**DATASET ENTRIES**
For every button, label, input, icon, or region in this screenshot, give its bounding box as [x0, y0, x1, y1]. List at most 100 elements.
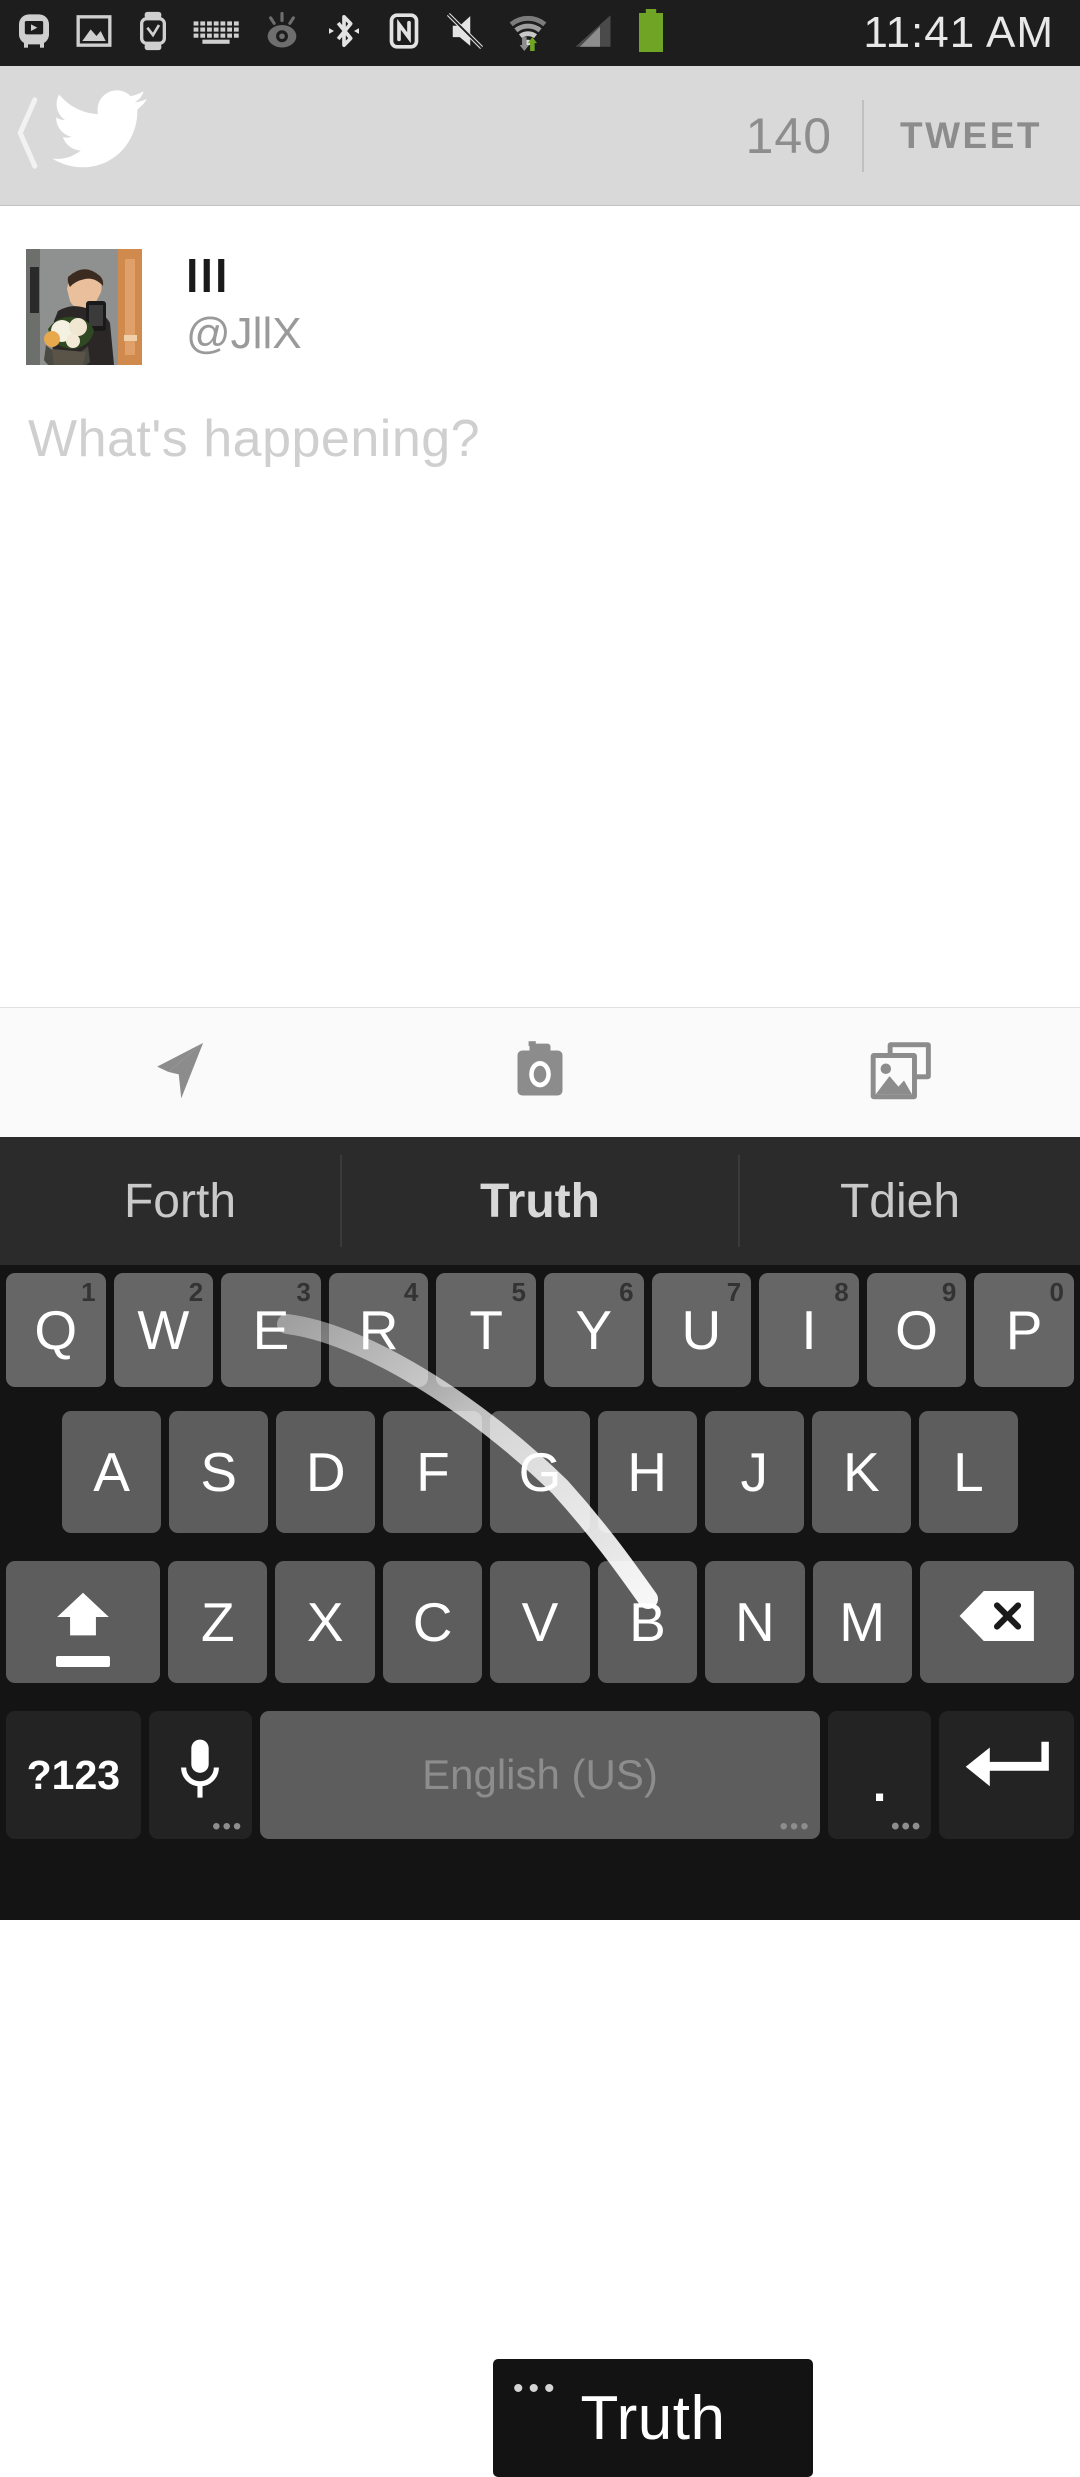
key-i-number: 8 [834, 1277, 849, 1307]
keyboard-row-3: Z X C V B N M [0, 1547, 1080, 1697]
space-key-label: English (US) [422, 1751, 658, 1798]
shift-key[interactable] [6, 1561, 161, 1683]
key-k-label: K [842, 1441, 880, 1503]
avatar[interactable] [26, 249, 142, 365]
smart-stay-eye-icon [260, 10, 304, 57]
suggestion-item-0[interactable]: Forth [0, 1174, 360, 1229]
keyboard-icon [192, 15, 240, 52]
key-b[interactable]: B [597, 1561, 698, 1683]
key-t-number: 5 [511, 1277, 526, 1307]
key-q[interactable]: 1 Q [6, 1273, 106, 1387]
key-r[interactable]: 4 R [328, 1273, 429, 1387]
compose-user-row: lll @JllX [0, 207, 1080, 365]
key-v[interactable]: V [490, 1561, 590, 1683]
key-p[interactable]: 0 P [974, 1273, 1074, 1387]
key-y-label: Y [575, 1299, 613, 1361]
period-key-label: . [872, 1756, 887, 1812]
key-f[interactable]: F [383, 1411, 483, 1533]
wifi-icon [506, 10, 550, 57]
backspace-key[interactable] [919, 1561, 1074, 1683]
key-s-label: S [200, 1441, 237, 1503]
key-s[interactable]: S [169, 1411, 269, 1533]
key-o-number: 9 [941, 1277, 957, 1307]
key-g-label: G [518, 1441, 562, 1503]
keyboard-row-4: ?123 ••• English (US) ••• . ••• [0, 1697, 1080, 1857]
key-q-number: 1 [81, 1277, 96, 1307]
suggestion-item-1[interactable]: Truth [360, 1174, 720, 1229]
status-bar-clock: 11:41 AM [863, 8, 1054, 57]
key-n[interactable]: N [705, 1561, 805, 1683]
user-handle: @JllX [186, 309, 302, 358]
key-c[interactable]: C [382, 1561, 483, 1683]
key-t[interactable]: 5 T [436, 1273, 536, 1387]
gallery-button[interactable] [720, 1033, 1080, 1112]
key-x[interactable]: X [275, 1561, 375, 1683]
compose-area[interactable]: lll @JllX What's happening? [0, 207, 1080, 1007]
key-h[interactable]: H [597, 1411, 697, 1533]
location-button[interactable] [0, 1033, 360, 1112]
key-n-label: N [734, 1591, 775, 1653]
key-w[interactable]: 2 W [113, 1273, 214, 1387]
key-w-number: 2 [188, 1277, 204, 1307]
space-longpress-dots: ••• [779, 1813, 811, 1840]
gallery-icon [863, 1033, 937, 1112]
status-bar-icons [14, 8, 863, 58]
location-icon [143, 1033, 217, 1112]
tweet-button[interactable]: TWEET [864, 115, 1080, 157]
key-a-label: A [93, 1441, 130, 1503]
key-a[interactable]: A [62, 1411, 162, 1533]
shift-arrow-icon [50, 1585, 116, 1660]
symbols-key[interactable]: ?123 [6, 1711, 141, 1839]
key-u-number: 7 [726, 1277, 742, 1307]
key-u-label: U [681, 1299, 722, 1361]
compose-header: 140 TWEET [0, 66, 1080, 206]
key-w-label: W [137, 1299, 190, 1361]
key-j-label: J [740, 1441, 768, 1503]
key-p-number: 0 [1049, 1277, 1064, 1307]
back-button[interactable] [12, 94, 44, 177]
bluetooth-icon [324, 10, 364, 57]
screenshot-icon [74, 11, 114, 56]
suggestion-bar[interactable]: Forth Truth Tdieh [0, 1137, 1080, 1265]
key-x-label: X [306, 1591, 344, 1653]
cellular-signal-icon [570, 10, 616, 57]
key-m[interactable]: M [812, 1561, 912, 1683]
key-j[interactable]: J [704, 1411, 804, 1533]
key-i-label: I [801, 1299, 817, 1361]
display-name: lll [186, 251, 230, 302]
key-o[interactable]: 9 O [866, 1273, 967, 1387]
camera-icon [504, 1034, 576, 1111]
compose-media-toolbar [0, 1007, 1080, 1137]
enter-key[interactable] [939, 1711, 1074, 1839]
key-r-label: R [358, 1299, 399, 1361]
key-e[interactable]: 3 E [221, 1273, 321, 1387]
swipe-word-popup: ••• Truth [493, 2359, 813, 2477]
key-p-label: P [1005, 1299, 1043, 1361]
key-l-label: L [953, 1441, 984, 1503]
key-z-label: Z [200, 1591, 235, 1653]
key-g[interactable]: G [490, 1411, 590, 1533]
key-u[interactable]: 7 U [651, 1273, 752, 1387]
key-t-label: T [469, 1299, 503, 1361]
key-f-label: F [416, 1441, 450, 1503]
smartwatch-icon [134, 11, 172, 56]
key-z[interactable]: Z [168, 1561, 268, 1683]
period-key[interactable]: . ••• [827, 1711, 932, 1840]
camera-button[interactable] [360, 1034, 720, 1111]
key-d[interactable]: D [276, 1411, 376, 1533]
key-v-label: V [521, 1591, 559, 1653]
keyboard-row-2: A S D F G H J K L [0, 1397, 1080, 1547]
key-y[interactable]: 6 Y [543, 1273, 644, 1387]
key-k[interactable]: K [811, 1411, 911, 1533]
suggestion-item-2[interactable]: Tdieh [720, 1174, 1080, 1229]
key-i[interactable]: 8 I [759, 1273, 859, 1387]
shift-indicator-bar [56, 1656, 111, 1667]
key-l[interactable]: L [918, 1411, 1018, 1533]
key-o-label: O [895, 1299, 938, 1361]
period-longpress-dots: ••• [891, 1813, 923, 1840]
symbols-key-label: ?123 [26, 1751, 121, 1798]
microphone-key[interactable]: ••• [148, 1711, 253, 1839]
tweet-text-input[interactable]: What's happening? [0, 365, 1080, 469]
on-screen-keyboard[interactable]: Forth Truth Tdieh 1 Q 2 W 3 E 4 R 5 T 6 … [0, 1137, 1080, 2477]
space-key[interactable]: English (US) ••• [260, 1711, 820, 1840]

**WRITTEN REQUEST**
Reproduce each of the lines above character for character, from the first to the last, omitting the picture.

**EXERCISE RESPONSE**
For every button, label, input, icon, or region in this screenshot, give its bounding box as [x0, y0, x1, y1]. List at most 100 elements.
key-i-number: 8 [834, 1277, 849, 1307]
keyboard-row-3: Z X C V B N M [0, 1547, 1080, 1697]
space-key-label: English (US) [422, 1751, 658, 1798]
shift-key[interactable] [6, 1561, 161, 1683]
key-k-label: K [842, 1441, 880, 1503]
avatar[interactable] [26, 249, 142, 365]
smart-stay-eye-icon [260, 10, 304, 57]
suggestion-item-0[interactable]: Forth [0, 1174, 360, 1229]
keyboard-icon [192, 15, 240, 52]
key-b[interactable]: B [597, 1561, 698, 1683]
key-t-number: 5 [511, 1277, 526, 1307]
key-q[interactable]: 1 Q [6, 1273, 106, 1387]
key-r[interactable]: 4 R [328, 1273, 429, 1387]
compose-user-row: lll @JllX [0, 207, 1080, 365]
key-v[interactable]: V [490, 1561, 590, 1683]
key-p[interactable]: 0 P [974, 1273, 1074, 1387]
key-y-label: Y [575, 1299, 613, 1361]
period-key-label: . [872, 1756, 887, 1812]
key-f[interactable]: F [383, 1411, 483, 1533]
wifi-icon [506, 10, 550, 57]
backspace-key[interactable] [919, 1561, 1074, 1683]
key-s-label: S [200, 1441, 237, 1503]
key-s[interactable]: S [169, 1411, 269, 1533]
key-o-number: 9 [941, 1277, 957, 1307]
key-g-label: G [518, 1441, 562, 1503]
keyboard-row-4: ?123 ••• English (US) ••• . ••• [0, 1697, 1080, 1857]
key-q-number: 1 [81, 1277, 96, 1307]
suggestion-item-1[interactable]: Truth [360, 1174, 720, 1229]
status-bar-clock: 11:41 AM [863, 8, 1054, 57]
key-n[interactable]: N [705, 1561, 805, 1683]
user-handle: @JllX [186, 309, 302, 358]
key-c[interactable]: C [382, 1561, 483, 1683]
key-t[interactable]: 5 T [436, 1273, 536, 1387]
gallery-button[interactable] [720, 1033, 1080, 1112]
key-x[interactable]: X [275, 1561, 375, 1683]
compose-area[interactable]: lll @JllX What's happening? [0, 207, 1080, 1007]
key-h[interactable]: H [597, 1411, 697, 1533]
location-button[interactable] [0, 1033, 360, 1112]
key-n-label: N [734, 1591, 775, 1653]
key-w[interactable]: 2 W [113, 1273, 214, 1387]
key-w-number: 2 [188, 1277, 204, 1307]
space-longpress-dots: ••• [779, 1813, 811, 1840]
gallery-icon [863, 1033, 937, 1112]
status-bar-icons [14, 8, 863, 58]
location-icon [143, 1033, 217, 1112]
tweet-button[interactable]: TWEET [864, 115, 1080, 157]
key-a-label: A [93, 1441, 130, 1503]
key-a[interactable]: A [62, 1411, 162, 1533]
shift-arrow-icon [50, 1585, 116, 1660]
symbols-key[interactable]: ?123 [6, 1711, 141, 1839]
key-u-number: 7 [726, 1277, 742, 1307]
key-u-label: U [681, 1299, 722, 1361]
compose-header: 140 TWEET [0, 66, 1080, 206]
key-w-label: W [137, 1299, 190, 1361]
key-j-label: J [740, 1441, 768, 1503]
key-p-number: 0 [1049, 1277, 1064, 1307]
back-button[interactable] [12, 94, 44, 177]
bluetooth-icon [324, 10, 364, 57]
screenshot-icon [74, 11, 114, 56]
suggestion-bar[interactable]: Forth Truth Tdieh [0, 1137, 1080, 1265]
key-x-label: X [306, 1591, 344, 1653]
cellular-signal-icon [570, 10, 616, 57]
key-m[interactable]: M [812, 1561, 912, 1683]
key-j[interactable]: J [704, 1411, 804, 1533]
key-i-label: I [801, 1299, 817, 1361]
display-name: lll [186, 251, 230, 302]
key-o[interactable]: 9 O [866, 1273, 967, 1387]
camera-icon [504, 1034, 576, 1111]
compose-media-toolbar [0, 1007, 1080, 1137]
enter-key[interactable] [939, 1711, 1074, 1839]
key-r-label: R [358, 1299, 399, 1361]
key-e[interactable]: 3 E [221, 1273, 321, 1387]
swipe-word-popup: ••• Truth [493, 2359, 813, 2477]
key-p-label: P [1005, 1299, 1043, 1361]
key-l-label: L [953, 1441, 984, 1503]
key-z-label: Z [200, 1591, 235, 1653]
key-g[interactable]: G [490, 1411, 590, 1533]
key-u[interactable]: 7 U [651, 1273, 752, 1387]
key-t-label: T [469, 1299, 503, 1361]
key-f-label: F [416, 1441, 450, 1503]
smartwatch-icon [134, 11, 172, 56]
key-z[interactable]: Z [168, 1561, 268, 1683]
period-key[interactable]: . ••• [827, 1711, 932, 1840]
camera-button[interactable] [360, 1034, 720, 1111]
key-d[interactable]: D [276, 1411, 376, 1533]
key-v-label: V [521, 1591, 559, 1653]
keyboard-row-2: A S D F G H J K L [0, 1397, 1080, 1547]
key-y[interactable]: 6 Y [543, 1273, 644, 1387]
key-k[interactable]: K [811, 1411, 911, 1533]
suggestion-item-2[interactable]: Tdieh [720, 1174, 1080, 1229]
key-i[interactable]: 8 I [759, 1273, 859, 1387]
shift-indicator-bar [56, 1656, 111, 1667]
key-l[interactable]: L [918, 1411, 1018, 1533]
key-o-label: O [895, 1299, 938, 1361]
period-longpress-dots: ••• [891, 1813, 923, 1840]
symbols-key-label: ?123 [26, 1751, 121, 1798]
microphone-key[interactable]: ••• [148, 1711, 253, 1839]
tweet-text-input[interactable]: What's happening? [0, 365, 1080, 469]
on-screen-keyboard[interactable]: Forth Truth Tdieh 1 Q 2 W 3 E 4 R 5 T 6 … [0, 1137, 1080, 2477]
space-key[interactable]: English (US) ••• [260, 1711, 820, 1840]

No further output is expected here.